▶ [Stated goal]:
Repeat all of the data below line for line, changing nothing.

▶ [Provided data]:
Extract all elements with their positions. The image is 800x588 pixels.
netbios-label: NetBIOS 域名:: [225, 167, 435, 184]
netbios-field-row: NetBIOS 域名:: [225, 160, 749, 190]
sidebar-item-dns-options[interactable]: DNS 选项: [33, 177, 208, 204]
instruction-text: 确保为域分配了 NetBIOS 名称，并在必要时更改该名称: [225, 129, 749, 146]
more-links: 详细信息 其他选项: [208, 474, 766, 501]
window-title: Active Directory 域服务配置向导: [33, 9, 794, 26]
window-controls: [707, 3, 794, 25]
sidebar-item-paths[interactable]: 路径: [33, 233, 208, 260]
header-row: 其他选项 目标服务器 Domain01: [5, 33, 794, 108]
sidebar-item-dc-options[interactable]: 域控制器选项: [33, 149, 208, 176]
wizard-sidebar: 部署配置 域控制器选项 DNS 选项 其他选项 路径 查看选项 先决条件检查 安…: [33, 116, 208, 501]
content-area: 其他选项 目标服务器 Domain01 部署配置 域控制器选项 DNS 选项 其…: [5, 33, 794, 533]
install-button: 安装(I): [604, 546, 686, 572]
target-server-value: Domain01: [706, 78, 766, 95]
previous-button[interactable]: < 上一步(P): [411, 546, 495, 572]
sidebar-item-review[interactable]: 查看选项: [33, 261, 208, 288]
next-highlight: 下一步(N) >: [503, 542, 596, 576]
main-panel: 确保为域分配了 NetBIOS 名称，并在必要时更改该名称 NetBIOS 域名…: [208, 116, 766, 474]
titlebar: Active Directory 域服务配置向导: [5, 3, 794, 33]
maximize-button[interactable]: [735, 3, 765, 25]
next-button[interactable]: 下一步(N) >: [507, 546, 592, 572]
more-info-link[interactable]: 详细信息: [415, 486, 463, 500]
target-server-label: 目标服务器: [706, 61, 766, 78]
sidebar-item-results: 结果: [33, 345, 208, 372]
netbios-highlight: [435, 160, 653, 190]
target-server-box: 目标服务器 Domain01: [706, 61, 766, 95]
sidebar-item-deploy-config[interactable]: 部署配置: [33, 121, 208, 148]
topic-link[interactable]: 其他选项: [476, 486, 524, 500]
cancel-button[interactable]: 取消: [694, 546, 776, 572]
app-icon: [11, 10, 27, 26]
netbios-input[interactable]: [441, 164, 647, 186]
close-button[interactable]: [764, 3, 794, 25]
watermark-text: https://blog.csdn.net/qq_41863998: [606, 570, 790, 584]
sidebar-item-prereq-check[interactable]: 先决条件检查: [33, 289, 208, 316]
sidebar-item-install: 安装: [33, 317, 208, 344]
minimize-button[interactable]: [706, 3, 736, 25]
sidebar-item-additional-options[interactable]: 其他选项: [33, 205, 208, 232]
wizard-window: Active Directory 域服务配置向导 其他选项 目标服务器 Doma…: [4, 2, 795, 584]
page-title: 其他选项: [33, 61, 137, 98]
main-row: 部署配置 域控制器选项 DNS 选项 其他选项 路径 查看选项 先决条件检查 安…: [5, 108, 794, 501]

▶ [Answer to this exercise]:
Extract all elements with their positions. The image is 800x588 pixels.
netbios-label: NetBIOS 域名:: [225, 167, 435, 184]
netbios-field-row: NetBIOS 域名:: [225, 160, 749, 190]
sidebar-item-dns-options[interactable]: DNS 选项: [33, 177, 208, 204]
instruction-text: 确保为域分配了 NetBIOS 名称，并在必要时更改该名称: [225, 129, 749, 146]
more-links: 详细信息 其他选项: [208, 474, 766, 501]
window-title: Active Directory 域服务配置向导: [33, 9, 794, 26]
window-controls: [707, 3, 794, 25]
sidebar-item-paths[interactable]: 路径: [33, 233, 208, 260]
header-row: 其他选项 目标服务器 Domain01: [5, 33, 794, 108]
sidebar-item-dc-options[interactable]: 域控制器选项: [33, 149, 208, 176]
wizard-sidebar: 部署配置 域控制器选项 DNS 选项 其他选项 路径 查看选项 先决条件检查 安…: [33, 116, 208, 501]
content-area: 其他选项 目标服务器 Domain01 部署配置 域控制器选项 DNS 选项 其…: [5, 33, 794, 533]
install-button: 安装(I): [604, 546, 686, 572]
target-server-value: Domain01: [706, 78, 766, 95]
previous-button[interactable]: < 上一步(P): [411, 546, 495, 572]
sidebar-item-review[interactable]: 查看选项: [33, 261, 208, 288]
next-highlight: 下一步(N) >: [503, 542, 596, 576]
main-panel: 确保为域分配了 NetBIOS 名称，并在必要时更改该名称 NetBIOS 域名…: [208, 116, 766, 474]
titlebar: Active Directory 域服务配置向导: [5, 3, 794, 33]
maximize-button[interactable]: [735, 3, 765, 25]
next-button[interactable]: 下一步(N) >: [507, 546, 592, 572]
more-info-link[interactable]: 详细信息: [415, 486, 463, 500]
target-server-label: 目标服务器: [706, 61, 766, 78]
sidebar-item-results: 结果: [33, 345, 208, 372]
netbios-highlight: [435, 160, 653, 190]
target-server-box: 目标服务器 Domain01: [706, 61, 766, 95]
sidebar-item-deploy-config[interactable]: 部署配置: [33, 121, 208, 148]
topic-link[interactable]: 其他选项: [476, 486, 524, 500]
cancel-button[interactable]: 取消: [694, 546, 776, 572]
app-icon: [11, 10, 27, 26]
netbios-input[interactable]: [441, 164, 647, 186]
close-button[interactable]: [764, 3, 794, 25]
watermark-text: https://blog.csdn.net/qq_41863998: [606, 570, 790, 584]
sidebar-item-prereq-check[interactable]: 先决条件检查: [33, 289, 208, 316]
sidebar-item-install: 安装: [33, 317, 208, 344]
minimize-button[interactable]: [706, 3, 736, 25]
sidebar-item-additional-options[interactable]: 其他选项: [33, 205, 208, 232]
wizard-window: Active Directory 域服务配置向导 其他选项 目标服务器 Doma…: [4, 2, 795, 584]
page-title: 其他选项: [33, 61, 137, 98]
main-row: 部署配置 域控制器选项 DNS 选项 其他选项 路径 查看选项 先决条件检查 安…: [5, 108, 794, 501]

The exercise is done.